- **Objective**: Repeat the whole listing exactly as written.

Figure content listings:
▬▬▬▬▬▬
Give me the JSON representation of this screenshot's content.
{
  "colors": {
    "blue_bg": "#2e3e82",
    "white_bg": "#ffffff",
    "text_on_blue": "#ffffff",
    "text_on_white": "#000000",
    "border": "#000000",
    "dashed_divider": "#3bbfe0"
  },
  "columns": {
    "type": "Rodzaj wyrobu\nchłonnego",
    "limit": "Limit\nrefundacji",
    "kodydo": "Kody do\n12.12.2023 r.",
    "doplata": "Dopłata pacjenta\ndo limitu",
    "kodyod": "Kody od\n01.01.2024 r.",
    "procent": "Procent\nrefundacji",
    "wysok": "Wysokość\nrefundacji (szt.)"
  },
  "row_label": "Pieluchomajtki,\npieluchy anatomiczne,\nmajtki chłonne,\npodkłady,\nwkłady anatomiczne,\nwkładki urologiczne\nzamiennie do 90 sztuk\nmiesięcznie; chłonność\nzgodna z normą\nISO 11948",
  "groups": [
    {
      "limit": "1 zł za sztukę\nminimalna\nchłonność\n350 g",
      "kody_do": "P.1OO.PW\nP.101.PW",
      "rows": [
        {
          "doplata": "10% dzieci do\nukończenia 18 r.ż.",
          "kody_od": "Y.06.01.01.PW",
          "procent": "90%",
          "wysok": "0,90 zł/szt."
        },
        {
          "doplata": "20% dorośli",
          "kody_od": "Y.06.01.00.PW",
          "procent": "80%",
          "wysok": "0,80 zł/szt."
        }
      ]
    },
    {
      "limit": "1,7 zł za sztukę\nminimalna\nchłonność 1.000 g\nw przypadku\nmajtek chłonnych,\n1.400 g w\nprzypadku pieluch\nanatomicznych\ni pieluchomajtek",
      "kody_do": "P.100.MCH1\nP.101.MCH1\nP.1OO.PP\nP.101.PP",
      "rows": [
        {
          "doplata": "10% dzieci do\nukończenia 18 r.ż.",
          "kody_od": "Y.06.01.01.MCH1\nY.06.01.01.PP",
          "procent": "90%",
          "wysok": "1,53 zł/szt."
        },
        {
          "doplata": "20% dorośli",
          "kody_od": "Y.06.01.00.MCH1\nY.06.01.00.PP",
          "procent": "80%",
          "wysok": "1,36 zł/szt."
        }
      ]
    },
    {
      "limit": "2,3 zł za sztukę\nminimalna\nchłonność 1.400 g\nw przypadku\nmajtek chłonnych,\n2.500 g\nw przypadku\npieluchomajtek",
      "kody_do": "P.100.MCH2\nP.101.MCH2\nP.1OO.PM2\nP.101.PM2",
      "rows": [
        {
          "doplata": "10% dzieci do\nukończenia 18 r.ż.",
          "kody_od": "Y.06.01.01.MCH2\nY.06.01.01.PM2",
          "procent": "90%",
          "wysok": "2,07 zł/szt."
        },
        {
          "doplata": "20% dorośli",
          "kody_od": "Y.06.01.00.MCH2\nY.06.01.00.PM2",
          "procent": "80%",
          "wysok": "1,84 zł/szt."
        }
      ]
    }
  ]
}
▬▬▬▬▬▬
- **Task result**:
Give me the JSON representation of this screenshot's content.
{
  "colors": {
    "blue_bg": "#2e3e82",
    "white_bg": "#ffffff",
    "text_on_blue": "#ffffff",
    "text_on_white": "#000000",
    "border": "#000000",
    "dashed_divider": "#3bbfe0"
  },
  "columns": {
    "type": "Rodzaj wyrobu\nchłonnego",
    "limit": "Limit\nrefundacji",
    "kodydo": "Kody do\n12.12.2023 r.",
    "doplata": "Dopłata pacjenta\ndo limitu",
    "kodyod": "Kody od\n01.01.2024 r.",
    "procent": "Procent\nrefundacji",
    "wysok": "Wysokość\nrefundacji (szt.)"
  },
  "row_label": "Pieluchomajtki,\npieluchy anatomiczne,\nmajtki chłonne,\npodkłady,\nwkłady anatomiczne,\nwkładki urologiczne\nzamiennie do 90 sztuk\nmiesięcznie; chłonność\nzgodna z normą\nISO 11948",
  "groups": [
    {
      "limit": "1 zł za sztukę\nminimalna\nchłonność\n350 g",
      "kody_do": "P.1OO.PW\nP.101.PW",
      "rows": [
        {
          "doplata": "10% dzieci do\nukończenia 18 r.ż.",
          "kody_od": "Y.06.01.01.PW",
          "procent": "90%",
          "wysok": "0,90 zł/szt."
        },
        {
          "doplata": "20% dorośli",
          "kody_od": "Y.06.01.00.PW",
          "procent": "80%",
          "wysok": "0,80 zł/szt."
        }
      ]
    },
    {
      "limit": "1,7 zł za sztukę\nminimalna\nchłonność 1.000 g\nw przypadku\nmajtek chłonnych,\n1.400 g w\nprzypadku pieluch\nanatomicznych\ni pieluchomajtek",
      "kody_do": "P.100.MCH1\nP.101.MCH1\nP.1OO.PP\nP.101.PP",
      "rows": [
        {
          "doplata": "10% dzieci do\nukończenia 18 r.ż.",
          "kody_od": "Y.06.01.01.MCH1\nY.06.01.01.PP",
          "procent": "90%",
          "wysok": "1,53 zł/szt."
        },
        {
          "doplata": "20% dorośli",
          "kody_od": "Y.06.01.00.MCH1\nY.06.01.00.PP",
          "procent": "80%",
          "wysok": "1,36 zł/szt."
        }
      ]
    },
    {
      "limit": "2,3 zł za sztukę\nminimalna\nchłonność 1.400 g\nw przypadku\nmajtek chłonnych,\n2.500 g\nw przypadku\npieluchomajtek",
      "kody_do": "P.100.MCH2\nP.101.MCH2\nP.1OO.PM2\nP.101.PM2",
      "rows": [
        {
          "doplata": "10% dzieci do\nukończenia 18 r.ż.",
          "kody_od": "Y.06.01.01.MCH2\nY.06.01.01.PM2",
          "procent": "90%",
          "wysok": "2,07 zł/szt."
        },
        {
          "doplata": "20% dorośli",
          "kody_od": "Y.06.01.00.MCH2\nY.06.01.00.PM2",
          "procent": "80%",
          "wysok": "1,84 zł/szt."
        }
      ]
    }
  ]
}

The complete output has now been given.